PROVIDED RECORDS:
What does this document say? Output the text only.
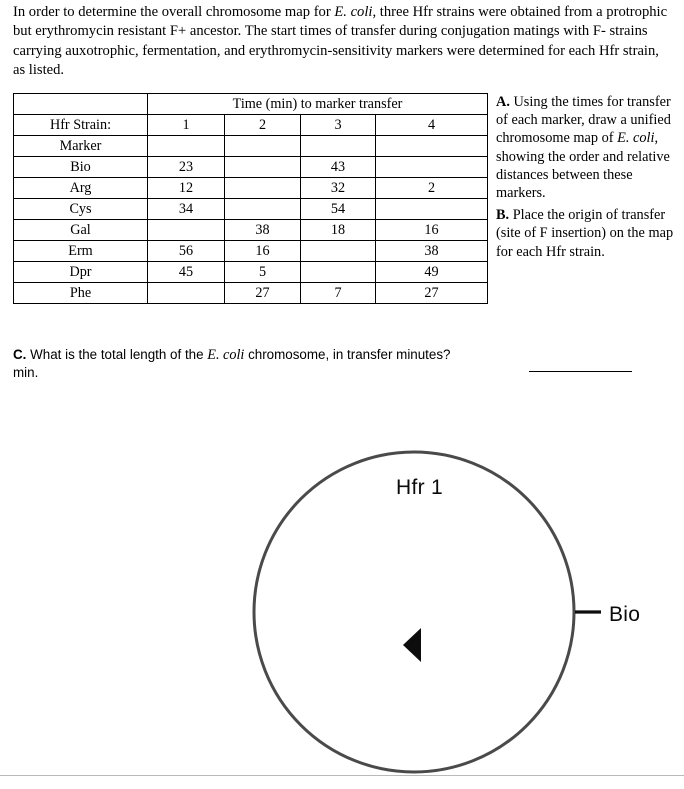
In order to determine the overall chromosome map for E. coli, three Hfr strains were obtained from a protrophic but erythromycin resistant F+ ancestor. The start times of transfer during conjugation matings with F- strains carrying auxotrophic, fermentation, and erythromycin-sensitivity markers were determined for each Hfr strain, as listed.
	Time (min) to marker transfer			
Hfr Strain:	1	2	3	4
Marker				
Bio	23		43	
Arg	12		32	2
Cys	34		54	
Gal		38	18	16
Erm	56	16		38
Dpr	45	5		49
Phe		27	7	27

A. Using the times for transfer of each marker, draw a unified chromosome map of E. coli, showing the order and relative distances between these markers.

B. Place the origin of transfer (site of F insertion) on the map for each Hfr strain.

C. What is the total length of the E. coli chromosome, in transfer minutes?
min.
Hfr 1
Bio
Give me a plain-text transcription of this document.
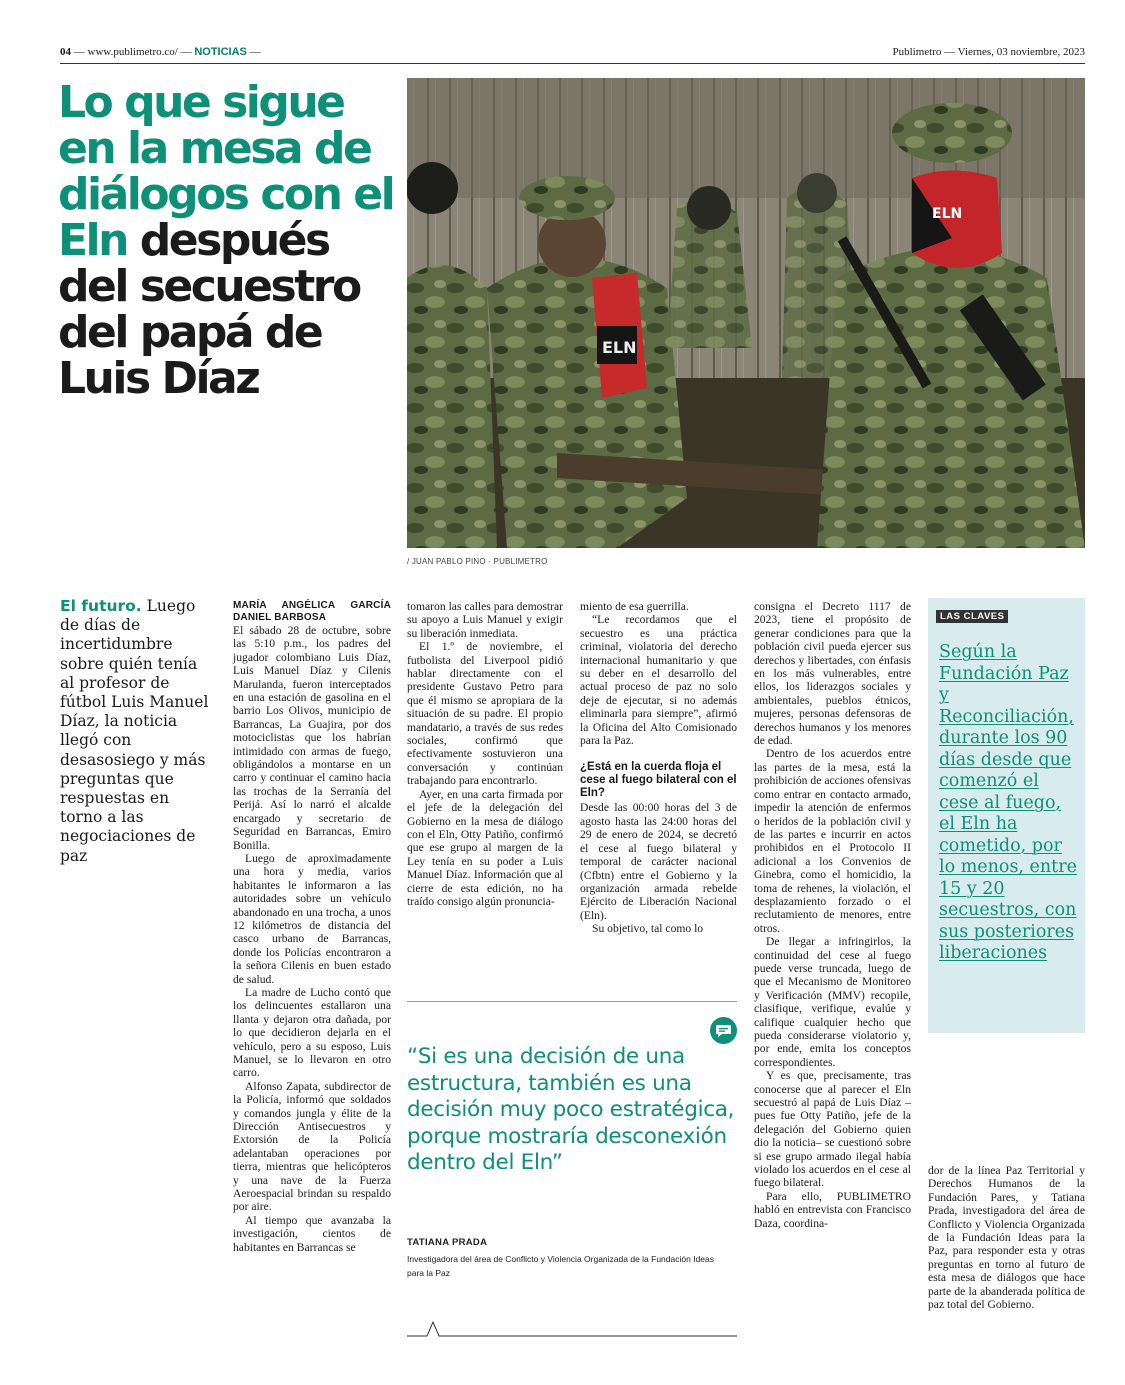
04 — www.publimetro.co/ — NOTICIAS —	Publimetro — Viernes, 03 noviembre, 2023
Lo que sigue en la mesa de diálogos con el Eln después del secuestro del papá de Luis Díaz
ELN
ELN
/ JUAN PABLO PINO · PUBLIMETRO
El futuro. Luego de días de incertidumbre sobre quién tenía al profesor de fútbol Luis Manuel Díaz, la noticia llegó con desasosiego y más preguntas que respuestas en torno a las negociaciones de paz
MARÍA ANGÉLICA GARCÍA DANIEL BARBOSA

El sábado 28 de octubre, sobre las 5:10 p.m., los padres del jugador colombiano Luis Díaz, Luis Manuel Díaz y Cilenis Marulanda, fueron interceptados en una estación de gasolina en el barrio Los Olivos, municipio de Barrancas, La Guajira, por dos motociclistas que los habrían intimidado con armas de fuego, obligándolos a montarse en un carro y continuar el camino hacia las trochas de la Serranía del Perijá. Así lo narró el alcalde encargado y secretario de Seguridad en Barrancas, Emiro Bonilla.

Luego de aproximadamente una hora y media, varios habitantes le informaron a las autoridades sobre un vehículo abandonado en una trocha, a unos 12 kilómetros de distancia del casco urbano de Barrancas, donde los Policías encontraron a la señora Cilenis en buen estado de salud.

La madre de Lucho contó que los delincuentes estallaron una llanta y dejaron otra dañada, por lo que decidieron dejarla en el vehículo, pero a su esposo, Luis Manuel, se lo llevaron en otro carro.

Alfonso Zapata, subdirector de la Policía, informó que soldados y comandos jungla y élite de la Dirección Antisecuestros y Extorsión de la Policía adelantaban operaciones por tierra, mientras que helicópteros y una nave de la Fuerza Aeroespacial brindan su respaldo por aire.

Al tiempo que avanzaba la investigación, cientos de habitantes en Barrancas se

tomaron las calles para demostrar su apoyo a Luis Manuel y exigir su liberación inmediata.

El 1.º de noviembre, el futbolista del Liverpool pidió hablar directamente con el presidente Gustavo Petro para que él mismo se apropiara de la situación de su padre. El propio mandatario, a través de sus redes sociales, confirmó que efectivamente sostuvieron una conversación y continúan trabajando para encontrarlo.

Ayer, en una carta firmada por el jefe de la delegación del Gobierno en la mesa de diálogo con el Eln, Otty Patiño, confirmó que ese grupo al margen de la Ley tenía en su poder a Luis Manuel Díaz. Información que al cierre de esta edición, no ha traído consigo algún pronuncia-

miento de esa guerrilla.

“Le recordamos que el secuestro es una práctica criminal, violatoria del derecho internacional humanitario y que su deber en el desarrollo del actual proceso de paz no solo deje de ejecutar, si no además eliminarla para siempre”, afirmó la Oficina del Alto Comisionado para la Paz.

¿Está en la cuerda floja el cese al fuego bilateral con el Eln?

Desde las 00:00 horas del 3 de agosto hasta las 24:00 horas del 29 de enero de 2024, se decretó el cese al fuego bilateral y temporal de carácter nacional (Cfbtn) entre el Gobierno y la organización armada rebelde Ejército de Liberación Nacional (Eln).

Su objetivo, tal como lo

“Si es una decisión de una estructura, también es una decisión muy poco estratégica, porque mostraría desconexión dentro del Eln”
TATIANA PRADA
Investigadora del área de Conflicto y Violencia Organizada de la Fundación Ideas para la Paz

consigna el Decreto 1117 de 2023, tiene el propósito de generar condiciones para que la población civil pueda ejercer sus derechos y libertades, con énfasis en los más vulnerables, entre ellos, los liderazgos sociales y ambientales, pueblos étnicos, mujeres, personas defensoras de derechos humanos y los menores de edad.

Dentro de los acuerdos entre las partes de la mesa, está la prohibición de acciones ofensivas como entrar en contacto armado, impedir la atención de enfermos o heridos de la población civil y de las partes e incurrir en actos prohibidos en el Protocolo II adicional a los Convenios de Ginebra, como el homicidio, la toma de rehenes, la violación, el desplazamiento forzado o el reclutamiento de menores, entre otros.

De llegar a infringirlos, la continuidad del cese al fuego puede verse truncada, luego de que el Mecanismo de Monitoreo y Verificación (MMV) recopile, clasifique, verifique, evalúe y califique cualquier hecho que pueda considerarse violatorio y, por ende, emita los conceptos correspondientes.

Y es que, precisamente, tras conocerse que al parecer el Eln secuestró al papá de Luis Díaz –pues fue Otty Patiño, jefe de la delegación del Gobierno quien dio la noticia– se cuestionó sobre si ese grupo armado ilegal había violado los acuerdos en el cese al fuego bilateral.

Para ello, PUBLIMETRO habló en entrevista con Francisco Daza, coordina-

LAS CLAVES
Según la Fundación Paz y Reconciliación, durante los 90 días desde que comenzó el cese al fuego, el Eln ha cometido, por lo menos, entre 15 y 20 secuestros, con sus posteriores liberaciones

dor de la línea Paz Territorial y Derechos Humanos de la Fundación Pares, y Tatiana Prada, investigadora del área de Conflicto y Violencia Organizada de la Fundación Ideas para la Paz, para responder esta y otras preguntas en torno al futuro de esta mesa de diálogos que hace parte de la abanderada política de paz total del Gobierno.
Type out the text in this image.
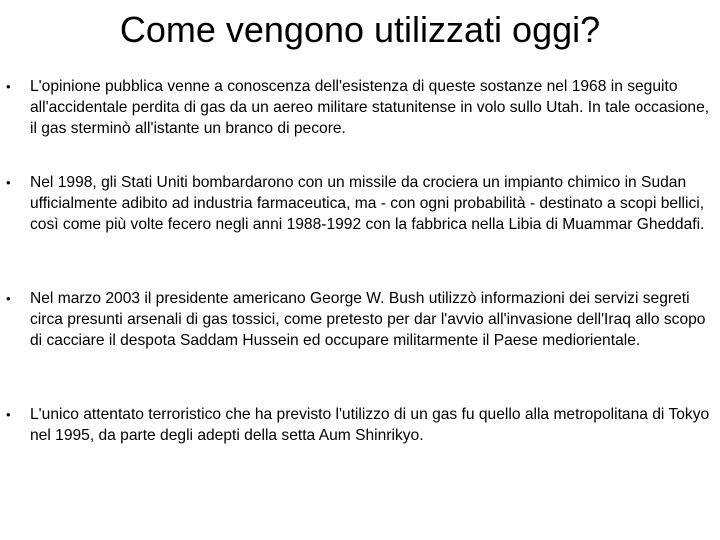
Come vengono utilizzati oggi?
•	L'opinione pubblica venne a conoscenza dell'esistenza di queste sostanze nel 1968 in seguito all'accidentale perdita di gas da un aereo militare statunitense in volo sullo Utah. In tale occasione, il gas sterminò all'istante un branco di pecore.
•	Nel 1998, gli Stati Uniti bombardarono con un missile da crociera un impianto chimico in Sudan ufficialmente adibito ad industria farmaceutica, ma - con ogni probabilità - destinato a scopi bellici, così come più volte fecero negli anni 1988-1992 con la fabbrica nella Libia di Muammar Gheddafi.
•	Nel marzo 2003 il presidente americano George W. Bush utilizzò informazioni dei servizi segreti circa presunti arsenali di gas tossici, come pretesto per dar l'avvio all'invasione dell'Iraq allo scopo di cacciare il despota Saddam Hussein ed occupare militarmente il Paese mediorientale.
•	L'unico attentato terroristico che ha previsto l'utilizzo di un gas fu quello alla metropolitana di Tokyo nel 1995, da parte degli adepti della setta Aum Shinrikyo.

SHORT TASK:
Without the pictures, print the whole listing exactly as given.

SOLUTION TO THIS EXERCISE:
What does this document say? Output the text only.
In order to determine the overall chromosome map for E. coli, three Hfr strains were obtained from a protrophic but erythromycin resistant F+ ancestor. The start times of transfer during conjugation matings with F- strains carrying auxotrophic, fermentation, and erythromycin-sensitivity markers were determined for each Hfr strain, as listed.
	Time (min) to marker transfer			
Hfr Strain:	1	2	3	4
Marker				
Bio	23		43	
Arg	12		32	2
Cys	34		54	
Gal		38	18	16
Erm	56	16		38
Dpr	45	5		49
Phe		27	7	27

A. Using the times for transfer of each marker, draw a unified chromosome map of E. coli, showing the order and relative distances between these markers.

B. Place the origin of transfer (site of F insertion) on the map for each Hfr strain.

C. What is the total length of the E. coli chromosome, in transfer minutes?
min.
Hfr 1
Bio
Give me a plain-text transcription of this document.
04 — www.publimetro.co/ — NOTICIAS —	Publimetro — Viernes, 03 noviembre, 2023
Lo que sigue en la mesa de diálogos con el Eln después del secuestro del papá de Luis Díaz
ELN
ELN
/ JUAN PABLO PINO · PUBLIMETRO
El futuro. Luego de días de incertidumbre sobre quién tenía al profesor de fútbol Luis Manuel Díaz, la noticia llegó con desasosiego y más preguntas que respuestas en torno a las negociaciones de paz
MARÍA ANGÉLICA GARCÍA DANIEL BARBOSA

El sábado 28 de octubre, sobre las 5:10 p.m., los padres del jugador colombiano Luis Díaz, Luis Manuel Díaz y Cilenis Marulanda, fueron interceptados en una estación de gasolina en el barrio Los Olivos, municipio de Barrancas, La Guajira, por dos motociclistas que los habrían intimidado con armas de fuego, obligándolos a montarse en un carro y continuar el camino hacia las trochas de la Serranía del Perijá. Así lo narró el alcalde encargado y secretario de Seguridad en Barrancas, Emiro Bonilla.

Luego de aproximadamente una hora y media, varios habitantes le informaron a las autoridades sobre un vehículo abandonado en una trocha, a unos 12 kilómetros de distancia del casco urbano de Barrancas, donde los Policías encontraron a la señora Cilenis en buen estado de salud.

La madre de Lucho contó que los delincuentes estallaron una llanta y dejaron otra dañada, por lo que decidieron dejarla en el vehículo, pero a su esposo, Luis Manuel, se lo llevaron en otro carro.

Alfonso Zapata, subdirector de la Policía, informó que soldados y comandos jungla y élite de la Dirección Antisecuestros y Extorsión de la Policía adelantaban operaciones por tierra, mientras que helicópteros y una nave de la Fuerza Aeroespacial brindan su respaldo por aire.

Al tiempo que avanzaba la investigación, cientos de habitantes en Barrancas se

tomaron las calles para demostrar su apoyo a Luis Manuel y exigir su liberación inmediata.

El 1.º de noviembre, el futbolista del Liverpool pidió hablar directamente con el presidente Gustavo Petro para que él mismo se apropiara de la situación de su padre. El propio mandatario, a través de sus redes sociales, confirmó que efectivamente sostuvieron una conversación y continúan trabajando para encontrarlo.

Ayer, en una carta firmada por el jefe de la delegación del Gobierno en la mesa de diálogo con el Eln, Otty Patiño, confirmó que ese grupo al margen de la Ley tenía en su poder a Luis Manuel Díaz. Información que al cierre de esta edición, no ha traído consigo algún pronuncia-

miento de esa guerrilla.

“Le recordamos que el secuestro es una práctica criminal, violatoria del derecho internacional humanitario y que su deber en el desarrollo del actual proceso de paz no solo deje de ejecutar, si no además eliminarla para siempre”, afirmó la Oficina del Alto Comisionado para la Paz.

¿Está en la cuerda floja el cese al fuego bilateral con el Eln?

Desde las 00:00 horas del 3 de agosto hasta las 24:00 horas del 29 de enero de 2024, se decretó el cese al fuego bilateral y temporal de carácter nacional (Cfbtn) entre el Gobierno y la organización armada rebelde Ejército de Liberación Nacional (Eln).

Su objetivo, tal como lo

“Si es una decisión de una estructura, también es una decisión muy poco estratégica, porque mostraría desconexión dentro del Eln”
TATIANA PRADA
Investigadora del área de Conflicto y Violencia Organizada de la Fundación Ideas para la Paz

consigna el Decreto 1117 de 2023, tiene el propósito de generar condiciones para que la población civil pueda ejercer sus derechos y libertades, con énfasis en los más vulnerables, entre ellos, los liderazgos sociales y ambientales, pueblos étnicos, mujeres, personas defensoras de derechos humanos y los menores de edad.

Dentro de los acuerdos entre las partes de la mesa, está la prohibición de acciones ofensivas como entrar en contacto armado, impedir la atención de enfermos o heridos de la población civil y de las partes e incurrir en actos prohibidos en el Protocolo II adicional a los Convenios de Ginebra, como el homicidio, la toma de rehenes, la violación, el desplazamiento forzado o el reclutamiento de menores, entre otros.

De llegar a infringirlos, la continuidad del cese al fuego puede verse truncada, luego de que el Mecanismo de Monitoreo y Verificación (MMV) recopile, clasifique, verifique, evalúe y califique cualquier hecho que pueda considerarse violatorio y, por ende, emita los conceptos correspondientes.

Y es que, precisamente, tras conocerse que al parecer el Eln secuestró al papá de Luis Díaz –pues fue Otty Patiño, jefe de la delegación del Gobierno quien dio la noticia– se cuestionó sobre si ese grupo armado ilegal había violado los acuerdos en el cese al fuego bilateral.

Para ello, PUBLIMETRO habló en entrevista con Francisco Daza, coordina-

LAS CLAVES
Según la Fundación Paz y Reconciliación, durante los 90 días desde que comenzó el cese al fuego, el Eln ha cometido, por lo menos, entre 15 y 20 secuestros, con sus posteriores liberaciones

dor de la línea Paz Territorial y Derechos Humanos de la Fundación Pares, y Tatiana Prada, investigadora del área de Conflicto y Violencia Organizada de la Fundación Ideas para la Paz, para responder esta y otras preguntas en torno al futuro de esta mesa de diálogos que hace parte de la abanderada política de paz total del Gobierno.
Type out the text in this image.
Come vengono utilizzati oggi?
•	L'opinione pubblica venne a conoscenza dell'esistenza di queste sostanze nel 1968 in seguito all'accidentale perdita di gas da un aereo militare statunitense in volo sullo Utah. In tale occasione, il gas sterminò all'istante un branco di pecore.
•	Nel 1998, gli Stati Uniti bombardarono con un missile da crociera un impianto chimico in Sudan ufficialmente adibito ad industria farmaceutica, ma - con ogni probabilità - destinato a scopi bellici, così come più volte fecero negli anni 1988-1992 con la fabbrica nella Libia di Muammar Gheddafi.
•	Nel marzo 2003 il presidente americano George W. Bush utilizzò informazioni dei servizi segreti circa presunti arsenali di gas tossici, come pretesto per dar l'avvio all'invasione dell'Iraq allo scopo di cacciare il despota Saddam Hussein ed occupare militarmente il Paese mediorientale.
•	L'unico attentato terroristico che ha previsto l'utilizzo di un gas fu quello alla metropolitana di Tokyo nel 1995, da parte degli adepti della setta Aum Shinrikyo.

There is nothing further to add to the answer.